### [The request]
Copy all the entries below exactly, but not the pictures.

### [Records for the exercise]
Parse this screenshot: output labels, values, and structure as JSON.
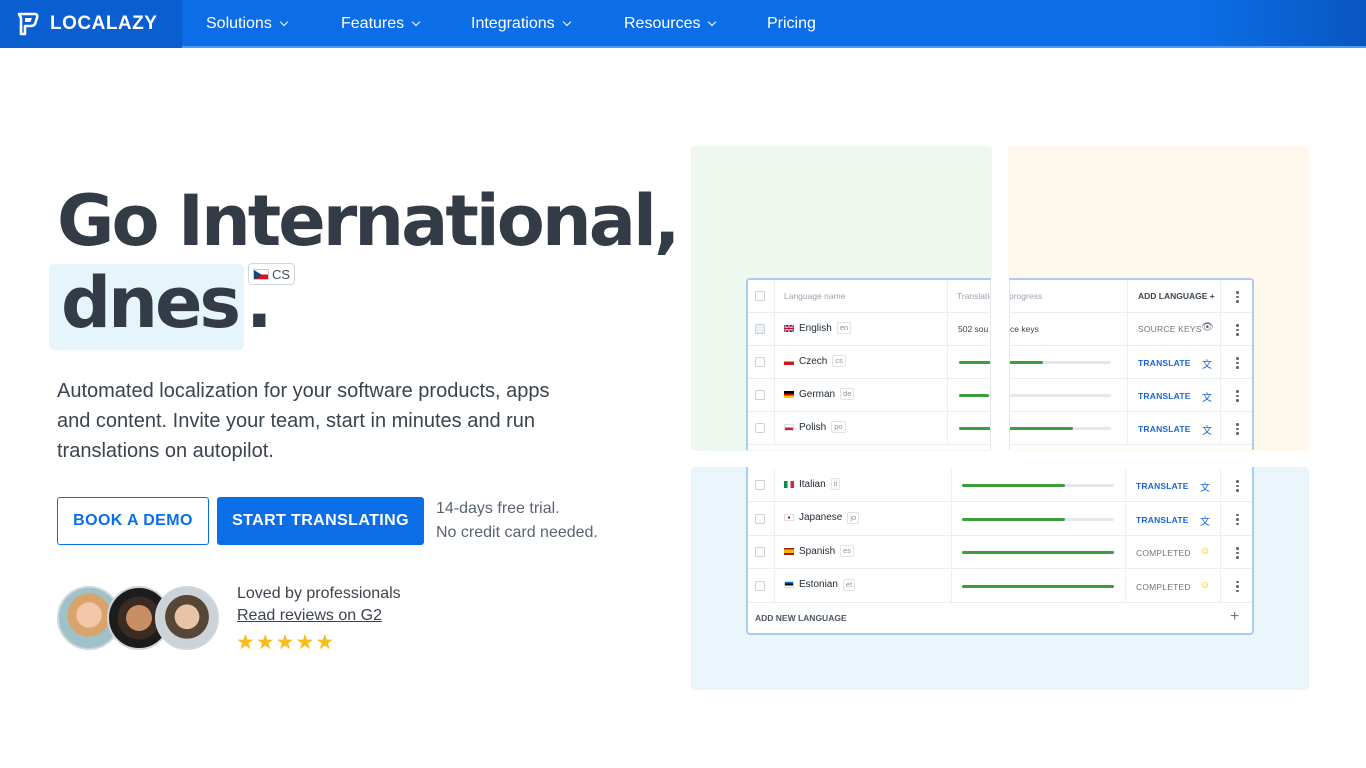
{
  "nav": {
    "brand": "LOCALAZY",
    "items": [
      {
        "label": "Solutions",
        "dropdown": true
      },
      {
        "label": "Features",
        "dropdown": true
      },
      {
        "label": "Integrations",
        "dropdown": true
      },
      {
        "label": "Resources",
        "dropdown": true
      },
      {
        "label": "Pricing",
        "dropdown": false
      }
    ]
  },
  "hero": {
    "title_line1": "Go International,",
    "title_word": "dnes",
    "title_dot": ".",
    "lang_badge": "CS",
    "subtitle": "Automated localization for your software products, apps and content. Invite your team, start in minutes and run translations on autopilot.",
    "cta_demo": "BOOK A DEMO",
    "cta_start": "START TRANSLATING",
    "trial_line1": "14-days free trial.",
    "trial_line2": "No credit card needed.",
    "social_loved": "Loved by professionals",
    "social_link": "Read reviews on G2",
    "rating_stars": 5
  },
  "mockup": {
    "header": {
      "col_language": "Language name",
      "col_translation": "Translatio",
      "col_progress": "progress",
      "add_language": "ADD LANGUAGE"
    },
    "source_row": {
      "name": "English",
      "code": "en",
      "info_left": "502 sou",
      "info_right": "ce keys",
      "action": "SOURCE KEYS"
    },
    "rows_top": [
      {
        "name": "Czech",
        "code": "cs",
        "progress": 0.55,
        "action": "TRANSLATE"
      },
      {
        "name": "German",
        "code": "de",
        "progress": 0.2,
        "action": "TRANSLATE"
      },
      {
        "name": "Polish",
        "code": "po",
        "progress": 0.75,
        "action": "TRANSLATE"
      }
    ],
    "rows_bottom": [
      {
        "name": "Italian",
        "code": "it",
        "progress": 0.68,
        "action": "TRANSLATE"
      },
      {
        "name": "Japanese",
        "code": "jo",
        "progress": 0.68,
        "action": "TRANSLATE"
      },
      {
        "name": "Spanish",
        "code": "es",
        "progress": 1.0,
        "action": "COMPLETED"
      },
      {
        "name": "Estonian",
        "code": "et",
        "progress": 1.0,
        "action": "COMPLETED"
      }
    ],
    "add_new_language": "ADD NEW LANGUAGE"
  },
  "colors": {
    "brand_blue": "#0b6ee6",
    "progress_green": "#3b9e3b",
    "star_yellow": "#f7bd1c"
  }
}
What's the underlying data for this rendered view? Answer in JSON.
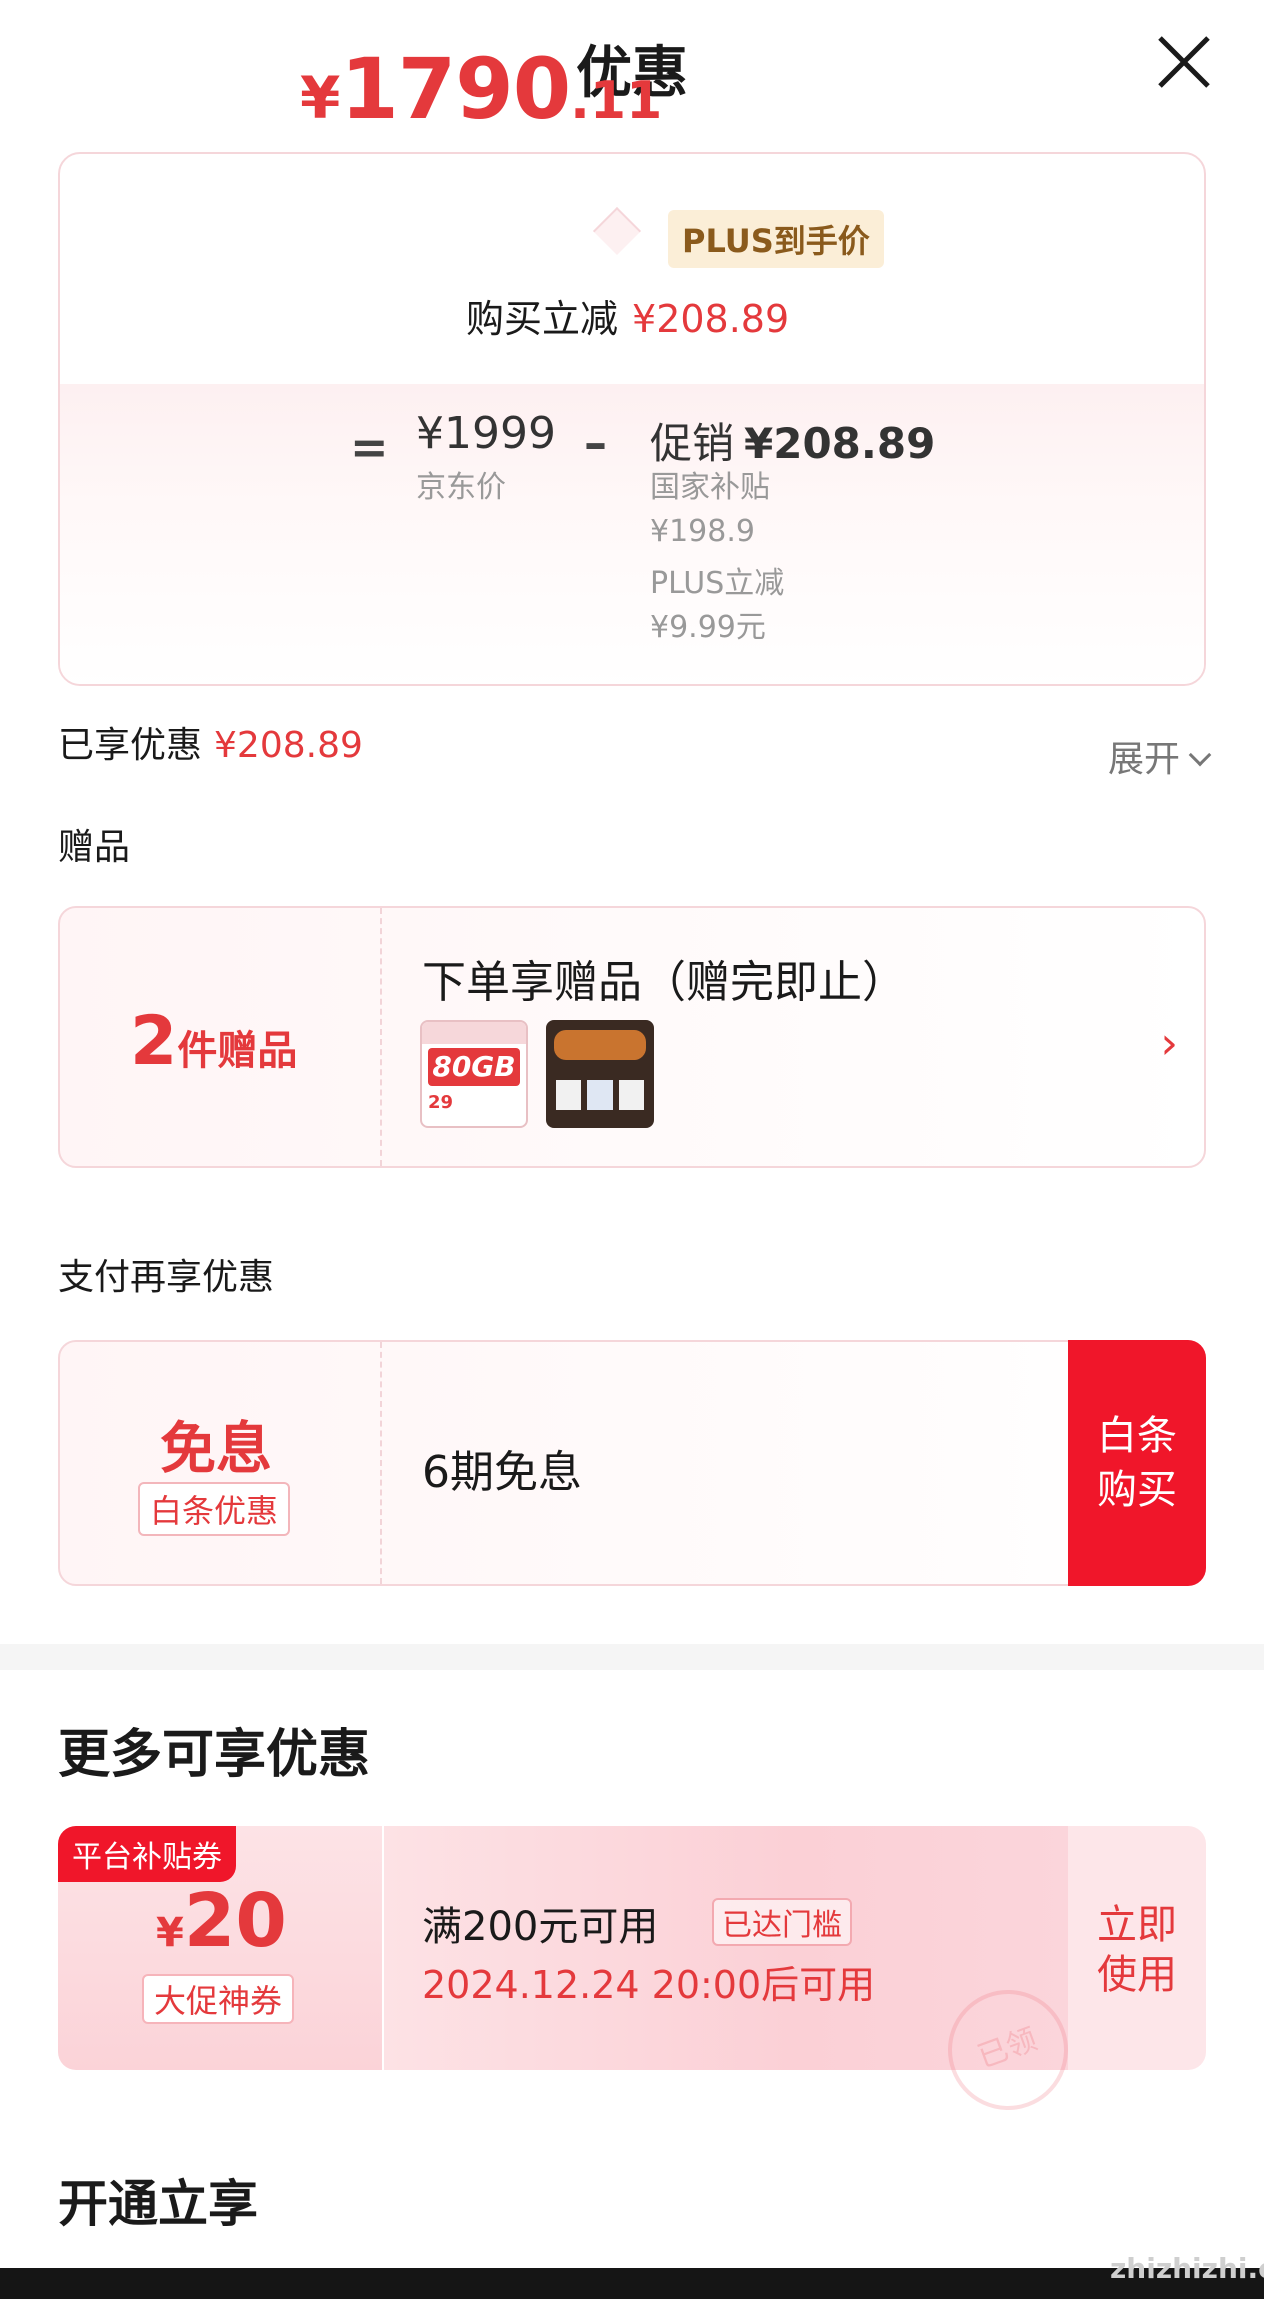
{
  "header": {
    "title": "优惠"
  },
  "price_card": {
    "currency": "¥",
    "price_int": "1790",
    "price_dec": ".11",
    "plus_label": "PLUS到手价",
    "buy_reduce_label": "购买立减",
    "buy_reduce_amount": "¥208.89",
    "equals": "=",
    "jd_price": "¥1999",
    "jd_price_label": "京东价",
    "minus": "–",
    "promo_label": "促销",
    "promo_amount": "¥208.89",
    "details": [
      "国家补贴",
      "¥198.9",
      "PLUS立减",
      "¥9.99元"
    ]
  },
  "saved": {
    "label": "已享优惠",
    "amount": "¥208.89",
    "expand_label": "展开"
  },
  "gifts": {
    "section_label": "赠品",
    "count": "2",
    "count_unit": "件赠品",
    "title": "下单享赠品（赠完即止）",
    "thumb1_text": "80GB",
    "thumb1_sub": "29"
  },
  "payment": {
    "section_label": "支付再享优惠",
    "free_interest": "免息",
    "baitiao_badge": "白条优惠",
    "installments": "6期免息",
    "buy_button": [
      "白条",
      "购买"
    ]
  },
  "more": {
    "title": "更多可享优惠",
    "coupon": {
      "platform_tag": "平台补贴券",
      "currency": "¥",
      "amount": "20",
      "kind": "大促神券",
      "condition": "满200元可用",
      "reached": "已达门槛",
      "time": "2024.12.24 20:00后可用",
      "use_button": [
        "立即",
        "使用"
      ],
      "stamp": "已领"
    }
  },
  "open_section": {
    "title": "开通立享"
  },
  "watermark": "zhizhizhi.com",
  "colors": {
    "accent": "#e4393c",
    "button": "#f0162a",
    "plus_bg": "#fbeed7"
  }
}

### [Task output]
Parse this screenshot: output labels, values, and structure as JSON.
{
  "nav": {
    "brand": "LOCALAZY",
    "items": [
      {
        "label": "Solutions",
        "dropdown": true
      },
      {
        "label": "Features",
        "dropdown": true
      },
      {
        "label": "Integrations",
        "dropdown": true
      },
      {
        "label": "Resources",
        "dropdown": true
      },
      {
        "label": "Pricing",
        "dropdown": false
      }
    ]
  },
  "hero": {
    "title_line1": "Go International,",
    "title_word": "dnes",
    "title_dot": ".",
    "lang_badge": "CS",
    "subtitle": "Automated localization for your software products, apps and content. Invite your team, start in minutes and run translations on autopilot.",
    "cta_demo": "BOOK A DEMO",
    "cta_start": "START TRANSLATING",
    "trial_line1": "14-days free trial.",
    "trial_line2": "No credit card needed.",
    "social_loved": "Loved by professionals",
    "social_link": "Read reviews on G2",
    "rating_stars": 5
  },
  "mockup": {
    "header": {
      "col_language": "Language name",
      "col_translation": "Translatio",
      "col_progress": "progress",
      "add_language": "ADD LANGUAGE"
    },
    "source_row": {
      "name": "English",
      "code": "en",
      "info_left": "502 sou",
      "info_right": "ce keys",
      "action": "SOURCE KEYS"
    },
    "rows_top": [
      {
        "name": "Czech",
        "code": "cs",
        "progress": 0.55,
        "action": "TRANSLATE"
      },
      {
        "name": "German",
        "code": "de",
        "progress": 0.2,
        "action": "TRANSLATE"
      },
      {
        "name": "Polish",
        "code": "po",
        "progress": 0.75,
        "action": "TRANSLATE"
      }
    ],
    "rows_bottom": [
      {
        "name": "Italian",
        "code": "it",
        "progress": 0.68,
        "action": "TRANSLATE"
      },
      {
        "name": "Japanese",
        "code": "jo",
        "progress": 0.68,
        "action": "TRANSLATE"
      },
      {
        "name": "Spanish",
        "code": "es",
        "progress": 1.0,
        "action": "COMPLETED"
      },
      {
        "name": "Estonian",
        "code": "et",
        "progress": 1.0,
        "action": "COMPLETED"
      }
    ],
    "add_new_language": "ADD NEW LANGUAGE"
  },
  "colors": {
    "brand_blue": "#0b6ee6",
    "progress_green": "#3b9e3b",
    "star_yellow": "#f7bd1c"
  }
}
What's the underlying data for this rendered view? Answer in JSON.
{
  "header": {
    "title": "优惠"
  },
  "price_card": {
    "currency": "¥",
    "price_int": "1790",
    "price_dec": ".11",
    "plus_label": "PLUS到手价",
    "buy_reduce_label": "购买立减",
    "buy_reduce_amount": "¥208.89",
    "equals": "=",
    "jd_price": "¥1999",
    "jd_price_label": "京东价",
    "minus": "–",
    "promo_label": "促销",
    "promo_amount": "¥208.89",
    "details": [
      "国家补贴",
      "¥198.9",
      "PLUS立减",
      "¥9.99元"
    ]
  },
  "saved": {
    "label": "已享优惠",
    "amount": "¥208.89",
    "expand_label": "展开"
  },
  "gifts": {
    "section_label": "赠品",
    "count": "2",
    "count_unit": "件赠品",
    "title": "下单享赠品（赠完即止）",
    "thumb1_text": "80GB",
    "thumb1_sub": "29"
  },
  "payment": {
    "section_label": "支付再享优惠",
    "free_interest": "免息",
    "baitiao_badge": "白条优惠",
    "installments": "6期免息",
    "buy_button": [
      "白条",
      "购买"
    ]
  },
  "more": {
    "title": "更多可享优惠",
    "coupon": {
      "platform_tag": "平台补贴券",
      "currency": "¥",
      "amount": "20",
      "kind": "大促神券",
      "condition": "满200元可用",
      "reached": "已达门槛",
      "time": "2024.12.24 20:00后可用",
      "use_button": [
        "立即",
        "使用"
      ],
      "stamp": "已领"
    }
  },
  "open_section": {
    "title": "开通立享"
  },
  "watermark": "zhizhizhi.com",
  "colors": {
    "accent": "#e4393c",
    "button": "#f0162a",
    "plus_bg": "#fbeed7"
  }
}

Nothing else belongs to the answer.